→ WHAT NEEDS TO BE DONE: Identify every line in the records below that contains the word "передовой", and reproduce each one.

→ MATERIAL FOR THE TASK:
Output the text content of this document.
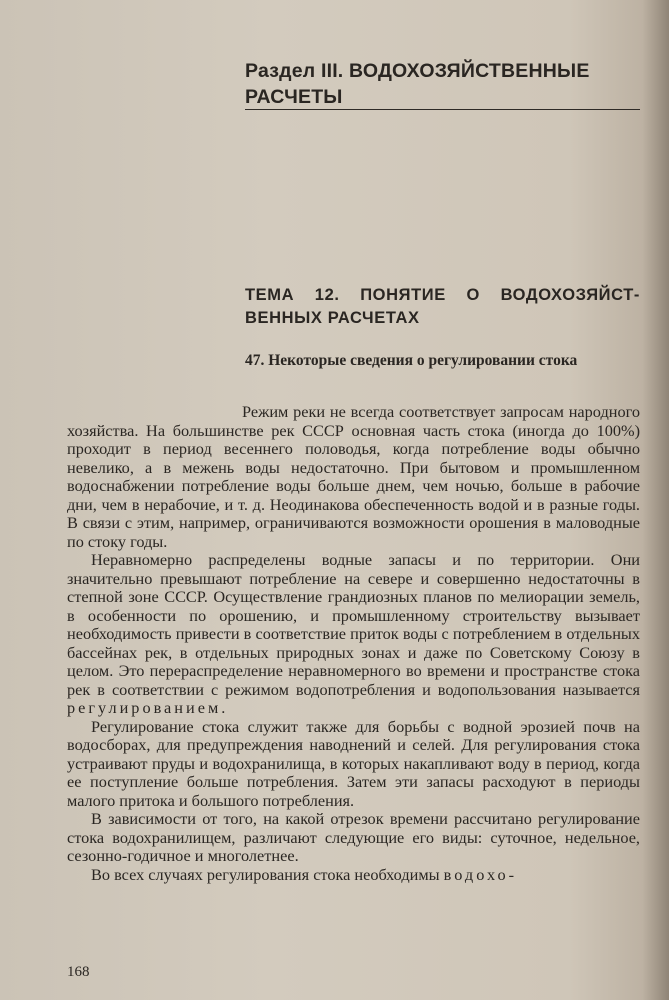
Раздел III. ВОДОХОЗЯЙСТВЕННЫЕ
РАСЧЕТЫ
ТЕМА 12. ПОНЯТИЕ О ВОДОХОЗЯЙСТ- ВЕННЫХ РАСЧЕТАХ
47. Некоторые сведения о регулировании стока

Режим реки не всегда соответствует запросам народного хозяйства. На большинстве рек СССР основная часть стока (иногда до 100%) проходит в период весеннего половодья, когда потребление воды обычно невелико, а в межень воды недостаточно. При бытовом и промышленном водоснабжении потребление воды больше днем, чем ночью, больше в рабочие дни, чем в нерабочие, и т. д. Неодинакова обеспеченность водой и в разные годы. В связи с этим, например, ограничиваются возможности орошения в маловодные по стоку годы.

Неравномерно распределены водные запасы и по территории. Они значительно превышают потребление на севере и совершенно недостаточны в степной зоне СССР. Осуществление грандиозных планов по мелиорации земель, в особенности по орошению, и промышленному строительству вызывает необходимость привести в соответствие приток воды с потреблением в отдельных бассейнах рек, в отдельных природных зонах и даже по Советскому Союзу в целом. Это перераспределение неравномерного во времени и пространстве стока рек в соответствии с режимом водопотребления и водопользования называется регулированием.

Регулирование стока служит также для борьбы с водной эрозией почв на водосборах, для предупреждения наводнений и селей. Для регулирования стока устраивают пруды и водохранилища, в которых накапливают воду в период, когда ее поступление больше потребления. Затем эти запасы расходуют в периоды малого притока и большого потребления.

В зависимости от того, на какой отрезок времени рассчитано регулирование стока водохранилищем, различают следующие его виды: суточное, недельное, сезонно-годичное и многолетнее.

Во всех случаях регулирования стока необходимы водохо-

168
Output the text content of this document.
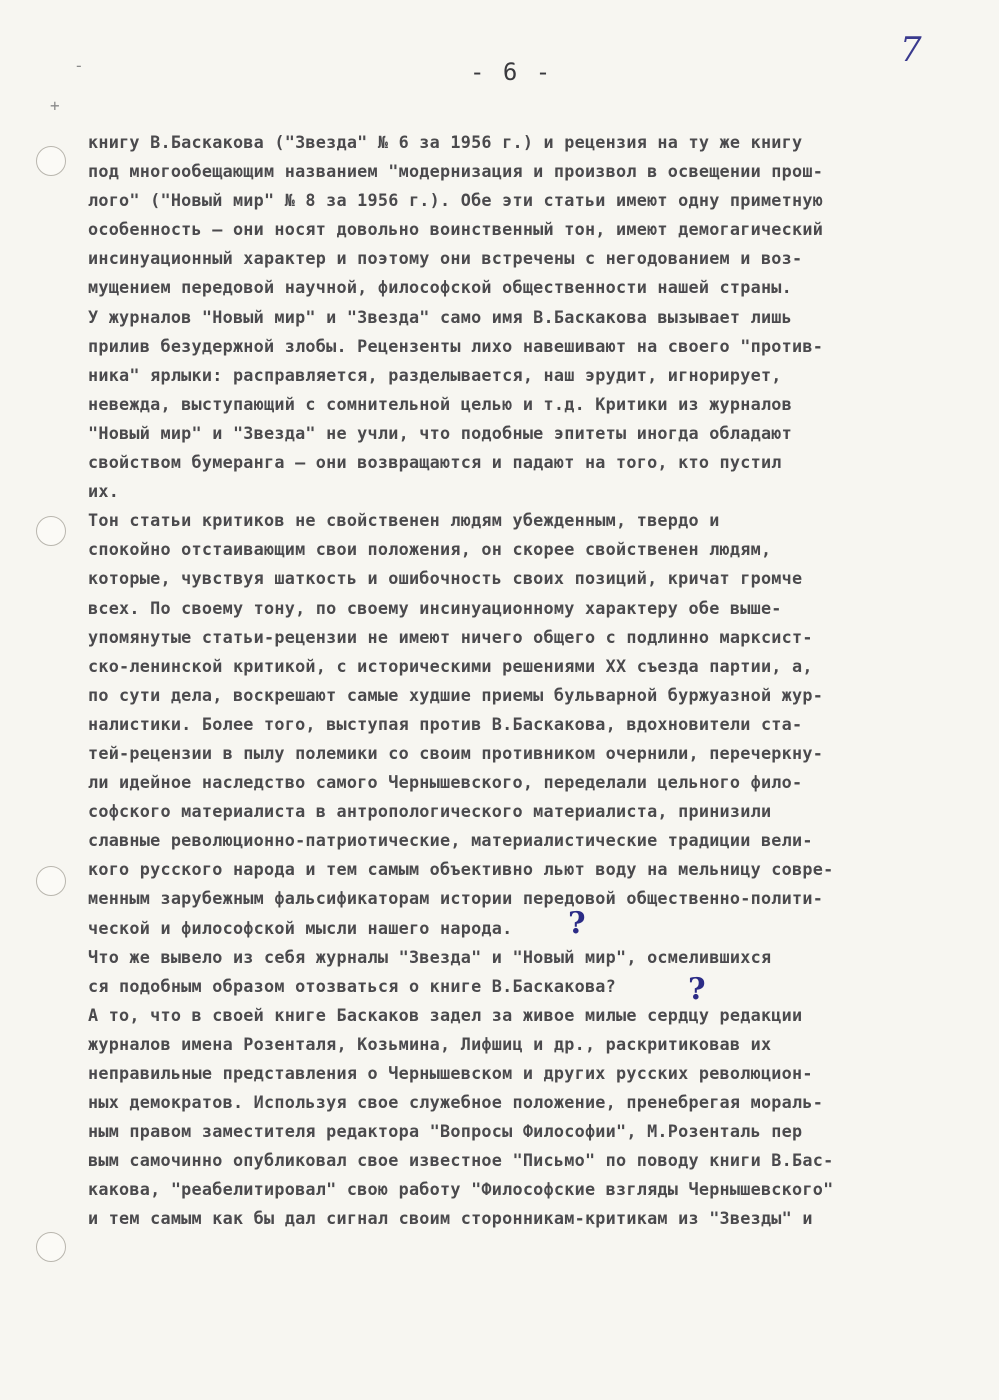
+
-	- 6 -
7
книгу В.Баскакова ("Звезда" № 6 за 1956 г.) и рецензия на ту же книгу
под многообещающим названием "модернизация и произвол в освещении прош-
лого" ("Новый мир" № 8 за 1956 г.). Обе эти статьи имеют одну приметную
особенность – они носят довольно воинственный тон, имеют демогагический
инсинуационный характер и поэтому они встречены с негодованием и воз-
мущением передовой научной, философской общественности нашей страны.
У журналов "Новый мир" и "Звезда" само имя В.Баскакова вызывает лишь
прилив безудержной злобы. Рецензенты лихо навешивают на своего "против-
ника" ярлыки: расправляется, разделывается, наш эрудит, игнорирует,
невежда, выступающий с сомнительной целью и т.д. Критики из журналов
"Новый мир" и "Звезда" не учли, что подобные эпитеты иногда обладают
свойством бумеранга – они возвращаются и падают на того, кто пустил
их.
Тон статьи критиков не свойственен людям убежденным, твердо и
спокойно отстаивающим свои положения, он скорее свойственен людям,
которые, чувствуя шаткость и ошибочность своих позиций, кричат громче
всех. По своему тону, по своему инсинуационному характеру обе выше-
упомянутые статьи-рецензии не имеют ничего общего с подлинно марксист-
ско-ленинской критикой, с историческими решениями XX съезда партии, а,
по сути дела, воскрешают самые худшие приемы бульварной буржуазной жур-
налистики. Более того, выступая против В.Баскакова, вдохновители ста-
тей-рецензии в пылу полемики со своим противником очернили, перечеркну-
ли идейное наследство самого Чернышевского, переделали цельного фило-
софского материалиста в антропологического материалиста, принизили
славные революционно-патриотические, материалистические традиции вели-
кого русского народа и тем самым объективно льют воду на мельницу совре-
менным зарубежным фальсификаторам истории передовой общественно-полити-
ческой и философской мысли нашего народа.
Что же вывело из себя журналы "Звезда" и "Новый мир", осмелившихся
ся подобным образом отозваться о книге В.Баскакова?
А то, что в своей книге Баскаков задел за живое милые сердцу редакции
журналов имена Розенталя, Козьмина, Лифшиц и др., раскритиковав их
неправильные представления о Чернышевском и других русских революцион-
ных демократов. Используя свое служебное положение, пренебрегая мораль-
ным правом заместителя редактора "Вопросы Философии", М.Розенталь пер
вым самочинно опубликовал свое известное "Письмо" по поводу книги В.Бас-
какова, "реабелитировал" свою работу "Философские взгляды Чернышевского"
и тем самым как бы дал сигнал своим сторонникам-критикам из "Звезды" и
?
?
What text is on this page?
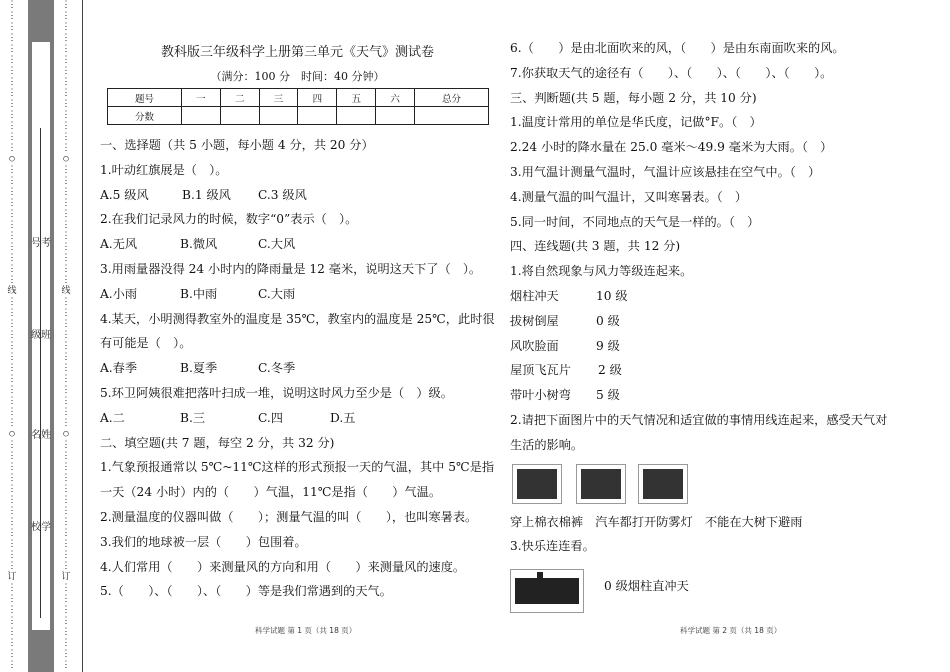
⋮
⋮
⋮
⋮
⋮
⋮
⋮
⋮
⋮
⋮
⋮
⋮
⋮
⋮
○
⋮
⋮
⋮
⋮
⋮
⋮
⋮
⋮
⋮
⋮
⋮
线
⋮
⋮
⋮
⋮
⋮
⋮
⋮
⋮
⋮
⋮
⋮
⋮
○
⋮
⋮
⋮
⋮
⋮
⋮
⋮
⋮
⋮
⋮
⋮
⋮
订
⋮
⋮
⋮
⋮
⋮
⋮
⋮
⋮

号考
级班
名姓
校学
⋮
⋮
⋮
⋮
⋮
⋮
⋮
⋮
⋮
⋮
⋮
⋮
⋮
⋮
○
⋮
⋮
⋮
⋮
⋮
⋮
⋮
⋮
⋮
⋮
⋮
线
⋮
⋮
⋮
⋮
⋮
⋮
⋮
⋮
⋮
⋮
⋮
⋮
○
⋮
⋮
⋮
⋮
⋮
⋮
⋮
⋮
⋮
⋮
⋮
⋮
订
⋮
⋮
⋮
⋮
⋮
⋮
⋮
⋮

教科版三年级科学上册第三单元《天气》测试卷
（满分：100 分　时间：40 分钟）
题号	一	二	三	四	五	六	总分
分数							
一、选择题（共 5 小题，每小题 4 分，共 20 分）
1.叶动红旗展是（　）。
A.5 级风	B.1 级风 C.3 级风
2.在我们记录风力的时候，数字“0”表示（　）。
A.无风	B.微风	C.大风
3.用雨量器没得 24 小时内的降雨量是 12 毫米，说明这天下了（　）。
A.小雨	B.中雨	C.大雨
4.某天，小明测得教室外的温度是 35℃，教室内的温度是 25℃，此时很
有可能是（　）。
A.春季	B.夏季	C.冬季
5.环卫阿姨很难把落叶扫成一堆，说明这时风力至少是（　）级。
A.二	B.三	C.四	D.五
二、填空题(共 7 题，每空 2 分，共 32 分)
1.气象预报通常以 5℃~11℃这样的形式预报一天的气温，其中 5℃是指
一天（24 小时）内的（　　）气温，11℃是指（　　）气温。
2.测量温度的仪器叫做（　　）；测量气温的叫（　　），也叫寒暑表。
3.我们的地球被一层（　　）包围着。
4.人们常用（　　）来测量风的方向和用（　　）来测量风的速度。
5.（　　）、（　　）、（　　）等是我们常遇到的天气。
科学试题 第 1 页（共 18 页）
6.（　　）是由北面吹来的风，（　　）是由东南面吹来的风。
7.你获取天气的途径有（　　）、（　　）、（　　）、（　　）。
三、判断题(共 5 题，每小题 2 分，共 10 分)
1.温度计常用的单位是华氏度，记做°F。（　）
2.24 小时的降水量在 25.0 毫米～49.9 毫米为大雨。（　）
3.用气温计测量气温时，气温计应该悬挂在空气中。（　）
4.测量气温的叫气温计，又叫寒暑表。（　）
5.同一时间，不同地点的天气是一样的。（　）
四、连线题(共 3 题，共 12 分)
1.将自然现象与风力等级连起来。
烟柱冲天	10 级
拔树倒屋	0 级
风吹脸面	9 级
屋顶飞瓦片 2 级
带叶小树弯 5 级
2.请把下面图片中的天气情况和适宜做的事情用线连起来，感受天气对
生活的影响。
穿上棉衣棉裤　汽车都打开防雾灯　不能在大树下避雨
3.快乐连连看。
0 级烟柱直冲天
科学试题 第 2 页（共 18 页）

→ ANSWER BELOW:
мущением передовой научной, философской общественности нашей страны.
менным зарубежным фальсификаторам истории передовой общественно-полити-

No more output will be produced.